* **Items from a data source**
****************************************

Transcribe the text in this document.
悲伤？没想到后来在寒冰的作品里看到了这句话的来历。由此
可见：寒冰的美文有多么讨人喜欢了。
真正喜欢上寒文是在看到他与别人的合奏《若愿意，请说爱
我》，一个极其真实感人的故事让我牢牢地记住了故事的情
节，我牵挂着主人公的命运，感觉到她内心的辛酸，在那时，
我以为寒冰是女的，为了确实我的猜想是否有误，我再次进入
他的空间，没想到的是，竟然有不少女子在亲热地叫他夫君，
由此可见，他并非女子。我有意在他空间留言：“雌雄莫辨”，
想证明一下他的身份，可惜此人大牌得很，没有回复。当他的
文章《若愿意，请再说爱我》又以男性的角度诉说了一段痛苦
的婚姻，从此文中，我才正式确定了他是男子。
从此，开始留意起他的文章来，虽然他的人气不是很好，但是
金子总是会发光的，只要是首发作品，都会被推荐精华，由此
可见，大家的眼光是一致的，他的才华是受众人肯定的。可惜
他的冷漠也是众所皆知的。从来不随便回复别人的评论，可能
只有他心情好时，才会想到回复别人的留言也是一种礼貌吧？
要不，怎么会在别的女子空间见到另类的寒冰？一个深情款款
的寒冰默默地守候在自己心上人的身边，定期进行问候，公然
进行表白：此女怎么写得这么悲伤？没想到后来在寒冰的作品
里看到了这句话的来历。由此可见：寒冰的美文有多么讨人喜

****************************************

* **EXERCISE OBJECTIVE**
Reproduce every line above without error.

* **CORRECT ANSWER**
Transcribe the text in this document.
悲伤？没想到后来在寒冰的作品里看到了这句话的来历。由此
可见：寒冰的美文有多么讨人喜欢了。
真正喜欢上寒文是在看到他与别人的合奏《若愿意，请说爱
我》，一个极其真实感人的故事让我牢牢地记住了故事的情
节，我牵挂着主人公的命运，感觉到她内心的辛酸，在那时，
我以为寒冰是女的，为了确实我的猜想是否有误，我再次进入
他的空间，没想到的是，竟然有不少女子在亲热地叫他夫君，
由此可见，他并非女子。我有意在他空间留言：“雌雄莫辨”，
想证明一下他的身份，可惜此人大牌得很，没有回复。当他的
文章《若愿意，请再说爱我》又以男性的角度诉说了一段痛苦
的婚姻，从此文中，我才正式确定了他是男子。
从此，开始留意起他的文章来，虽然他的人气不是很好，但是
金子总是会发光的，只要是首发作品，都会被推荐精华，由此
可见，大家的眼光是一致的，他的才华是受众人肯定的。可惜
他的冷漠也是众所皆知的。从来不随便回复别人的评论，可能
只有他心情好时，才会想到回复别人的留言也是一种礼貌吧？
要不，怎么会在别的女子空间见到另类的寒冰？一个深情款款
的寒冰默默地守候在自己心上人的身边，定期进行问候，公然
进行表白：此女怎么写得这么悲伤？没想到后来在寒冰的作品
里看到了这句话的来历。由此可见：寒冰的美文有多么讨人喜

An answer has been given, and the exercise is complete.